EXERCISE DETAILS:
Please give the data below again in full, exactly as it stands.

DATA EXTRACT:
* * *
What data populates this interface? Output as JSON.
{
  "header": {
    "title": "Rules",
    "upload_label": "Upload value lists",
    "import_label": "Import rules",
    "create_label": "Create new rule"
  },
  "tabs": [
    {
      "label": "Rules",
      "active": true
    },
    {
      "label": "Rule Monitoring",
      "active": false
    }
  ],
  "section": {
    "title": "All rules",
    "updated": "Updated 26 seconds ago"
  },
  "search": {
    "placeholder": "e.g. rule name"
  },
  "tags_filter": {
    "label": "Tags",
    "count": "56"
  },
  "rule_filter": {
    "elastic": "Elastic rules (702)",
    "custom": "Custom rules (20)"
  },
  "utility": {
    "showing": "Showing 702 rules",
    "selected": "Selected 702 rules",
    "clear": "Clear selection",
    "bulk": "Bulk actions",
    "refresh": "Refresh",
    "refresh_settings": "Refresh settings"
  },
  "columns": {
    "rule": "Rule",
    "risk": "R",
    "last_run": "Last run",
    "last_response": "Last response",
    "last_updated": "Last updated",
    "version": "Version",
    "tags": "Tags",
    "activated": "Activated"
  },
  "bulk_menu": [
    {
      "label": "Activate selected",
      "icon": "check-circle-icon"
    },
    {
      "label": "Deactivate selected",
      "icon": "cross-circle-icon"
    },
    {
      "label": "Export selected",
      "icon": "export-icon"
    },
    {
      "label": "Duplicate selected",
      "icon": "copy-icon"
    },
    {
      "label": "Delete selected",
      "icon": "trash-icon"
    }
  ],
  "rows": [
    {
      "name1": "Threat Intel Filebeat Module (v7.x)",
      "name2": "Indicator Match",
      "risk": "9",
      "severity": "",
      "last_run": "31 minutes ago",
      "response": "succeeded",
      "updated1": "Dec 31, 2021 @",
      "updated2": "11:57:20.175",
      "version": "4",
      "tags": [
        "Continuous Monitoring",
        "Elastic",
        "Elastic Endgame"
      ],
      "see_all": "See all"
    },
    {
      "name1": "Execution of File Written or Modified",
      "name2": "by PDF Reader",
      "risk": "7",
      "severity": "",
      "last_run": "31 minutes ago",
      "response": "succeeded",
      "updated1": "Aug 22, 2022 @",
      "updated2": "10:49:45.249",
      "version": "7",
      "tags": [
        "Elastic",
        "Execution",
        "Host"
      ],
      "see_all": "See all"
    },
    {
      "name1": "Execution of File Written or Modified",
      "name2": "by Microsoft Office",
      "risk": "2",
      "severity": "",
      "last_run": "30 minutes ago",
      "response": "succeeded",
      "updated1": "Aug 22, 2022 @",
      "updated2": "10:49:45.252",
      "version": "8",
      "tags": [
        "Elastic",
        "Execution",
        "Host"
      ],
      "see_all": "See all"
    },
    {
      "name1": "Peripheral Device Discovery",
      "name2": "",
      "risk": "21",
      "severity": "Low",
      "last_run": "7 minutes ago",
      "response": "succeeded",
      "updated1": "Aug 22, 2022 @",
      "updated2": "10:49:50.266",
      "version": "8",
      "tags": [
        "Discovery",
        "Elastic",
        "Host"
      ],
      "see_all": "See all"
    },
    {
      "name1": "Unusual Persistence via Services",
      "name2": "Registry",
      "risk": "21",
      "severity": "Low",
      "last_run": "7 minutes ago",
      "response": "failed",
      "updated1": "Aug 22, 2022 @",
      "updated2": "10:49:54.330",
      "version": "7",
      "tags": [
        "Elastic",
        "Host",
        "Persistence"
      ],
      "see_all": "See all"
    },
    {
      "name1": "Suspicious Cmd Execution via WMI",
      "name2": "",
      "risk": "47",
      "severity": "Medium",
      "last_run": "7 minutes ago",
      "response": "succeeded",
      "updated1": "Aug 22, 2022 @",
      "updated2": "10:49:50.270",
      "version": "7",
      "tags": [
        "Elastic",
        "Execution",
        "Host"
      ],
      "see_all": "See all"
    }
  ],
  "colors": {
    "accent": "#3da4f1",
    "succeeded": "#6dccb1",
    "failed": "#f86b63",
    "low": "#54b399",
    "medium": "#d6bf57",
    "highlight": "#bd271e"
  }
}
* * *
RESPONSE TO THIS EXERCISE:
What data populates this interface? Output as JSON.
{
  "header": {
    "title": "Rules",
    "upload_label": "Upload value lists",
    "import_label": "Import rules",
    "create_label": "Create new rule"
  },
  "tabs": [
    {
      "label": "Rules",
      "active": true
    },
    {
      "label": "Rule Monitoring",
      "active": false
    }
  ],
  "section": {
    "title": "All rules",
    "updated": "Updated 26 seconds ago"
  },
  "search": {
    "placeholder": "e.g. rule name"
  },
  "tags_filter": {
    "label": "Tags",
    "count": "56"
  },
  "rule_filter": {
    "elastic": "Elastic rules (702)",
    "custom": "Custom rules (20)"
  },
  "utility": {
    "showing": "Showing 702 rules",
    "selected": "Selected 702 rules",
    "clear": "Clear selection",
    "bulk": "Bulk actions",
    "refresh": "Refresh",
    "refresh_settings": "Refresh settings"
  },
  "columns": {
    "rule": "Rule",
    "risk": "R",
    "last_run": "Last run",
    "last_response": "Last response",
    "last_updated": "Last updated",
    "version": "Version",
    "tags": "Tags",
    "activated": "Activated"
  },
  "bulk_menu": [
    {
      "label": "Activate selected",
      "icon": "check-circle-icon"
    },
    {
      "label": "Deactivate selected",
      "icon": "cross-circle-icon"
    },
    {
      "label": "Export selected",
      "icon": "export-icon"
    },
    {
      "label": "Duplicate selected",
      "icon": "copy-icon"
    },
    {
      "label": "Delete selected",
      "icon": "trash-icon"
    }
  ],
  "rows": [
    {
      "name1": "Threat Intel Filebeat Module (v7.x)",
      "name2": "Indicator Match",
      "risk": "9",
      "severity": "",
      "last_run": "31 minutes ago",
      "response": "succeeded",
      "updated1": "Dec 31, 2021 @",
      "updated2": "11:57:20.175",
      "version": "4",
      "tags": [
        "Continuous Monitoring",
        "Elastic",
        "Elastic Endgame"
      ],
      "see_all": "See all"
    },
    {
      "name1": "Execution of File Written or Modified",
      "name2": "by PDF Reader",
      "risk": "7",
      "severity": "",
      "last_run": "31 minutes ago",
      "response": "succeeded",
      "updated1": "Aug 22, 2022 @",
      "updated2": "10:49:45.249",
      "version": "7",
      "tags": [
        "Elastic",
        "Execution",
        "Host"
      ],
      "see_all": "See all"
    },
    {
      "name1": "Execution of File Written or Modified",
      "name2": "by Microsoft Office",
      "risk": "2",
      "severity": "",
      "last_run": "30 minutes ago",
      "response": "succeeded",
      "updated1": "Aug 22, 2022 @",
      "updated2": "10:49:45.252",
      "version": "8",
      "tags": [
        "Elastic",
        "Execution",
        "Host"
      ],
      "see_all": "See all"
    },
    {
      "name1": "Peripheral Device Discovery",
      "name2": "",
      "risk": "21",
      "severity": "Low",
      "last_run": "7 minutes ago",
      "response": "succeeded",
      "updated1": "Aug 22, 2022 @",
      "updated2": "10:49:50.266",
      "version": "8",
      "tags": [
        "Discovery",
        "Elastic",
        "Host"
      ],
      "see_all": "See all"
    },
    {
      "name1": "Unusual Persistence via Services",
      "name2": "Registry",
      "risk": "21",
      "severity": "Low",
      "last_run": "7 minutes ago",
      "response": "failed",
      "updated1": "Aug 22, 2022 @",
      "updated2": "10:49:54.330",
      "version": "7",
      "tags": [
        "Elastic",
        "Host",
        "Persistence"
      ],
      "see_all": "See all"
    },
    {
      "name1": "Suspicious Cmd Execution via WMI",
      "name2": "",
      "risk": "47",
      "severity": "Medium",
      "last_run": "7 minutes ago",
      "response": "succeeded",
      "updated1": "Aug 22, 2022 @",
      "updated2": "10:49:50.270",
      "version": "7",
      "tags": [
        "Elastic",
        "Execution",
        "Host"
      ],
      "see_all": "See all"
    }
  ],
  "colors": {
    "accent": "#3da4f1",
    "succeeded": "#6dccb1",
    "failed": "#f86b63",
    "low": "#54b399",
    "medium": "#d6bf57",
    "highlight": "#bd271e"
  }
}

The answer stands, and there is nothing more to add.